Goal of the exercise
Each entry below should be echoed exactly, with pictures omitted.

>> START Given records

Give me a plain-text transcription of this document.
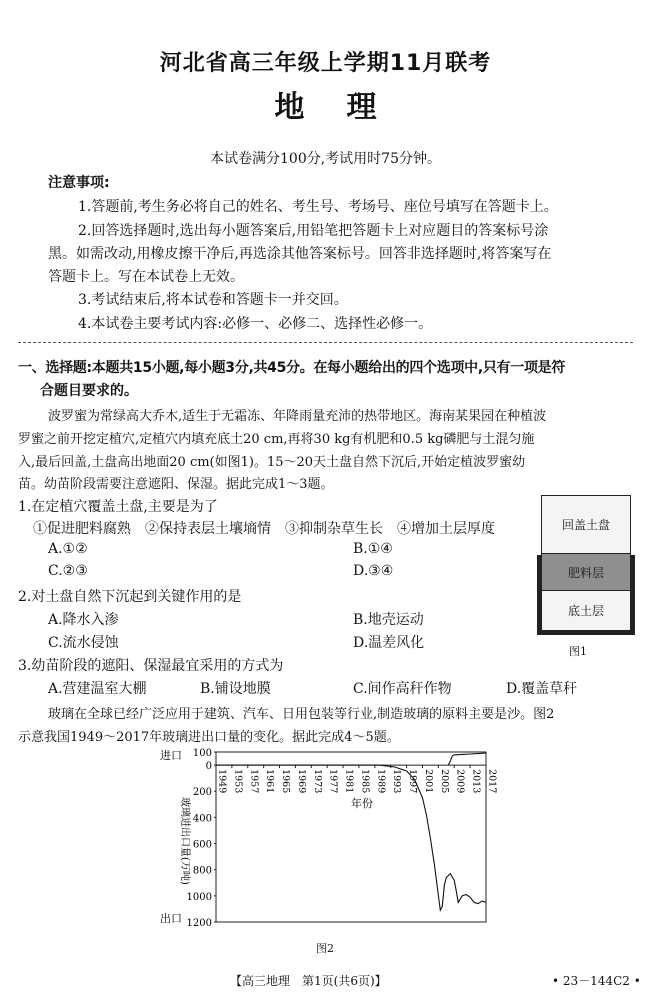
河北省高三年级上学期11月联考
地理
本试卷满分100分,考试用时75分钟。
注意事项:
1.答题前,考生务必将自己的姓名、考生号、考场号、座位号填写在答题卡上。
2.回答选择题时,选出每小题答案后,用铅笔把答题卡上对应题目的答案标号涂
黑。如需改动,用橡皮擦干净后,再选涂其他答案标号。回答非选择题时,将答案写在
答题卡上。写在本试卷上无效。
3.考试结束后,将本试卷和答题卡一并交回。
4.本试卷主要考试内容:必修一、必修二、选择性必修一。
一、选择题:本题共15小题,每小题3分,共45分。在每小题给出的四个选项中,只有一项是符
合题目要求的。
波罗蜜为常绿高大乔木,适生于无霜冻、年降雨量充沛的热带地区。海南某果园在种植波
罗蜜之前开挖定植穴,定植穴内填充底土20 cm,再将30 kg有机肥和0.5 kg磷肥与土混匀施
入,最后回盖,土盘高出地面20 cm(如图1)。15～20天土盘自然下沉后,开始定植波罗蜜幼
苗。幼苗阶段需要注意遮阳、保湿。据此完成1～3题。
1.在定植穴覆盖土盘,主要是为了
①促进肥料腐熟　②保持表层土壤墒情　③抑制杂草生长　④增加土层厚度
A.①②	B.①④
C.②③	D.③④
2.对土盘自然下沉起到关键作用的是
A.降水入渗	B.地壳运动
C.流水侵蚀	D.温差风化
3.幼苗阶段的遮阳、保湿最宜采用的方式为
A.营建温室大棚	B.铺设地膜	C.间作高秆作物	D.覆盖草秆
回盖土盘
肥料层
底土层
图1
玻璃在全球已经广泛应用于建筑、汽车、日用包装等行业,制造玻璃的原料主要是沙。图2
示意我国1949～2017年玻璃进出口量的变化。据此完成4～5题。
进口
出口
100
0
200
400
600
800
1000
1200
1949 1953 1957 1961 1965 1969 1973 1977 1981 1985 1989 1993 1997 2001 2005 2009 2013 2017
年份
玻璃进出口量(万吨)
图2
【高三地理　第1页(共6页)】	• 23－144C2 •
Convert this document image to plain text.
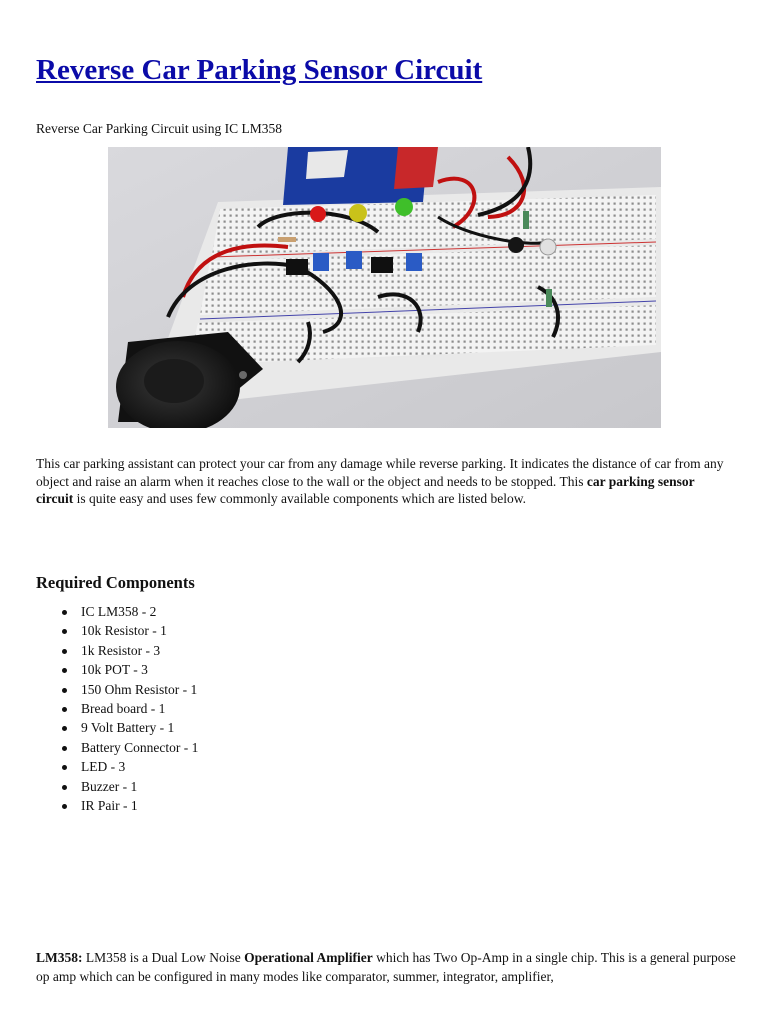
Reverse Car Parking Sensor Circuit
Reverse Car Parking Circuit using IC LM358

This car parking assistant can protect your car from any damage while reverse parking. It indicates the distance of car from any object and raise an alarm when it reaches close to the wall or the object and needs to be stopped. This car parking sensor circuit is quite easy and uses few commonly available components which are listed below.

Required Components
IC LM358 - 2
10k Resistor - 1
1k Resistor - 3
10k POT - 3
150 Ohm Resistor - 1
Bread board - 1
9 Volt Battery - 1
Battery Connector - 1
LED - 3
Buzzer - 1
IR Pair - 1

LM358: LM358 is a Dual Low Noise Operational Amplifier which has Two Op-Amp in a single chip. This is a general purpose op amp which can be configured in many modes like comparator, summer, integrator, amplifier,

>> END Given records

Completed task
Give me a plain-text transcription of this document.
河北省高三年级上学期11月联考
地理
本试卷满分100分,考试用时75分钟。
注意事项:
1.答题前,考生务必将自己的姓名、考生号、考场号、座位号填写在答题卡上。
2.回答选择题时,选出每小题答案后,用铅笔把答题卡上对应题目的答案标号涂
黑。如需改动,用橡皮擦干净后,再选涂其他答案标号。回答非选择题时,将答案写在
答题卡上。写在本试卷上无效。
3.考试结束后,将本试卷和答题卡一并交回。
4.本试卷主要考试内容:必修一、必修二、选择性必修一。
一、选择题:本题共15小题,每小题3分,共45分。在每小题给出的四个选项中,只有一项是符
合题目要求的。
波罗蜜为常绿高大乔木,适生于无霜冻、年降雨量充沛的热带地区。海南某果园在种植波
罗蜜之前开挖定植穴,定植穴内填充底土20 cm,再将30 kg有机肥和0.5 kg磷肥与土混匀施
入,最后回盖,土盘高出地面20 cm(如图1)。15～20天土盘自然下沉后,开始定植波罗蜜幼
苗。幼苗阶段需要注意遮阳、保湿。据此完成1～3题。
1.在定植穴覆盖土盘,主要是为了
①促进肥料腐熟　②保持表层土壤墒情　③抑制杂草生长　④增加土层厚度
A.①②	B.①④
C.②③	D.③④
2.对土盘自然下沉起到关键作用的是
A.降水入渗	B.地壳运动
C.流水侵蚀	D.温差风化
3.幼苗阶段的遮阳、保湿最宜采用的方式为
A.营建温室大棚	B.铺设地膜	C.间作高秆作物	D.覆盖草秆
回盖土盘
肥料层
底土层
图1
玻璃在全球已经广泛应用于建筑、汽车、日用包装等行业,制造玻璃的原料主要是沙。图2
示意我国1949～2017年玻璃进出口量的变化。据此完成4～5题。
进口
出口
100
0
200
400
600
800
1000
1200
1949 1953 1957 1961 1965 1969 1973 1977 1981 1985 1989 1993 1997 2001 2005 2009 2013 2017
年份
玻璃进出口量(万吨)
图2
【高三地理　第1页(共6页)】	• 23－144C2 •
Convert this document image to plain text.
Reverse Car Parking Sensor Circuit
Reverse Car Parking Circuit using IC LM358

This car parking assistant can protect your car from any damage while reverse parking. It indicates the distance of car from any object and raise an alarm when it reaches close to the wall or the object and needs to be stopped. This car parking sensor circuit is quite easy and uses few commonly available components which are listed below.

Required Components
IC LM358 - 2
10k Resistor - 1
1k Resistor - 3
10k POT - 3
150 Ohm Resistor - 1
Bread board - 1
9 Volt Battery - 1
Battery Connector - 1
LED - 3
Buzzer - 1
IR Pair - 1

LM358: LM358 is a Dual Low Noise Operational Amplifier which has Two Op-Amp in a single chip. This is a general purpose op amp which can be configured in many modes like comparator, summer, integrator, amplifier,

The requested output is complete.